**Problem description**.
Locate the word "damage" in the material, then show every line that holds it.

# Start of Data listing

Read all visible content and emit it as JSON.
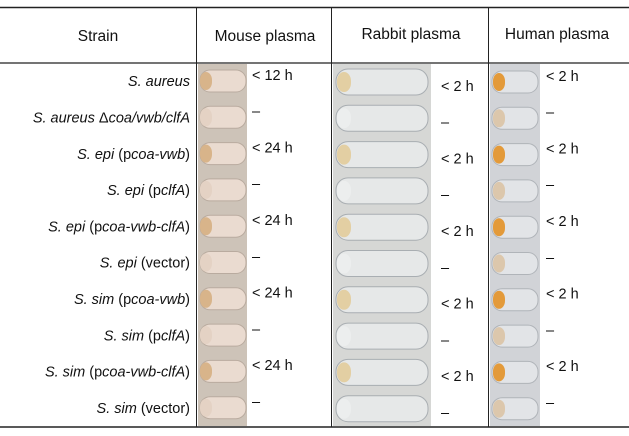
{
  "table": {
    "header": [
      "Strain",
      "Mouse plasma",
      "Rabbit plasma",
      "Human plasma"
    ],
    "rows": [
      {
        "strain": [
          "S. aureus"
        ],
        "mouse": "< 12 h",
        "rabbit": "< 2 h",
        "human": "< 2 h"
      },
      {
        "strain": [
          "S. aureus ",
          "Δ",
          "coa/vwb/clfA"
        ],
        "mouse": "–",
        "rabbit": "–",
        "human": "–"
      },
      {
        "strain": [
          "S. epi",
          " (p",
          "coa-vwb",
          ")"
        ],
        "mouse": "< 24 h",
        "rabbit": "< 2 h",
        "human": "< 2 h"
      },
      {
        "strain": [
          "S. epi",
          " (p",
          "clfA",
          ")"
        ],
        "mouse": "–",
        "rabbit": "–",
        "human": "–"
      },
      {
        "strain": [
          "S. epi",
          " (p",
          "coa-vwb-clfA",
          ")"
        ],
        "mouse": "< 24 h",
        "rabbit": "< 2 h",
        "human": "< 2 h"
      },
      {
        "strain": [
          "S. epi",
          " (vector)"
        ],
        "mouse": "–",
        "rabbit": "–",
        "human": "–"
      },
      {
        "strain": [
          "S. sim",
          " (p",
          "coa-vwb",
          ")"
        ],
        "mouse": "< 24 h",
        "rabbit": "< 2 h",
        "human": "< 2 h"
      },
      {
        "strain": [
          "S. sim",
          " (p",
          "clfA",
          ")"
        ],
        "mouse": "–",
        "rabbit": "–",
        "human": "–"
      },
      {
        "strain": [
          "S. sim",
          " (p",
          "coa-vwb-clfA",
          ")"
        ],
        "mouse": "< 24 h",
        "rabbit": "< 2 h",
        "human": "< 2 h"
      },
      {
        "strain": [
          "S. sim",
          " (vector)"
        ],
        "mouse": "–",
        "rabbit": "–",
        "human": "–"
      }
    ]
  }
}
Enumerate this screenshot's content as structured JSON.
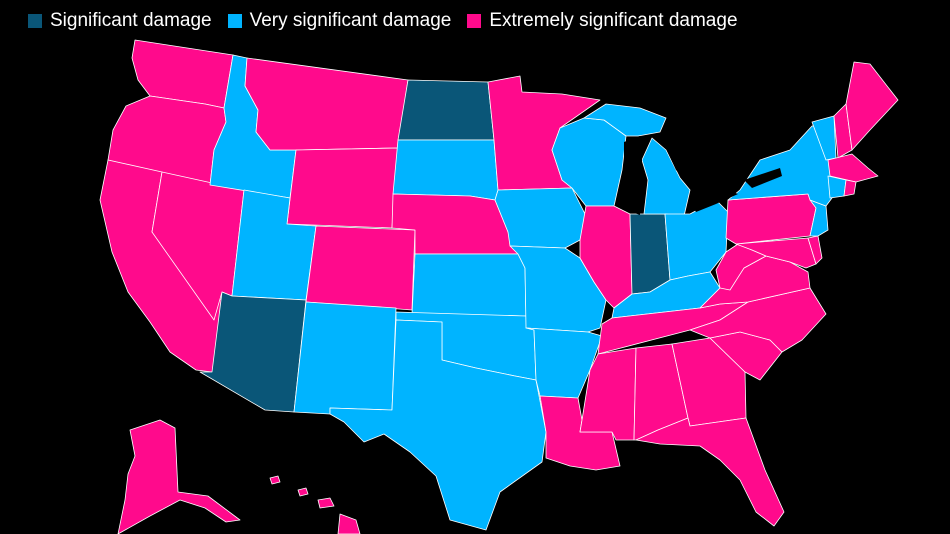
{
  "colors": {
    "significant": "#0a5678",
    "very_significant": "#00b4ff",
    "extremely_significant": "#ff0a8c",
    "background": "#000000",
    "border": "#ffffff"
  },
  "legend": [
    {
      "key": "significant",
      "label": "Significant damage",
      "color": "#0a5678"
    },
    {
      "key": "very_significant",
      "label": "Very significant damage",
      "color": "#00b4ff"
    },
    {
      "key": "extremely_significant",
      "label": "Extremely significant damage",
      "color": "#ff0a8c"
    }
  ],
  "states": {
    "WA": "extremely_significant",
    "OR": "extremely_significant",
    "CA": "extremely_significant",
    "NV": "extremely_significant",
    "ID": "very_significant",
    "MT": "extremely_significant",
    "WY": "extremely_significant",
    "UT": "very_significant",
    "AZ": "significant",
    "CO": "extremely_significant",
    "NM": "very_significant",
    "ND": "significant",
    "SD": "very_significant",
    "NE": "extremely_significant",
    "KS": "very_significant",
    "OK": "very_significant",
    "TX": "very_significant",
    "MN": "extremely_significant",
    "IA": "very_significant",
    "MO": "very_significant",
    "AR": "very_significant",
    "LA": "extremely_significant",
    "WI": "very_significant",
    "IL": "extremely_significant",
    "IN": "significant",
    "MI": "very_significant",
    "OH": "very_significant",
    "KY": "very_significant",
    "TN": "extremely_significant",
    "MS": "extremely_significant",
    "AL": "extremely_significant",
    "GA": "extremely_significant",
    "FL": "extremely_significant",
    "SC": "extremely_significant",
    "NC": "extremely_significant",
    "VA": "extremely_significant",
    "WV": "extremely_significant",
    "PA": "extremely_significant",
    "NY": "very_significant",
    "VT": "very_significant",
    "NH": "extremely_significant",
    "ME": "extremely_significant",
    "MA": "extremely_significant",
    "CT": "very_significant",
    "RI": "extremely_significant",
    "NJ": "very_significant",
    "MD": "extremely_significant",
    "DE": "extremely_significant",
    "AK": "extremely_significant",
    "HI": "extremely_significant"
  }
}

# End of Data listing

**Task solution**.
      "label": "Significant damage",
      "label": "Very significant damage",
      "label": "Extremely significant damage",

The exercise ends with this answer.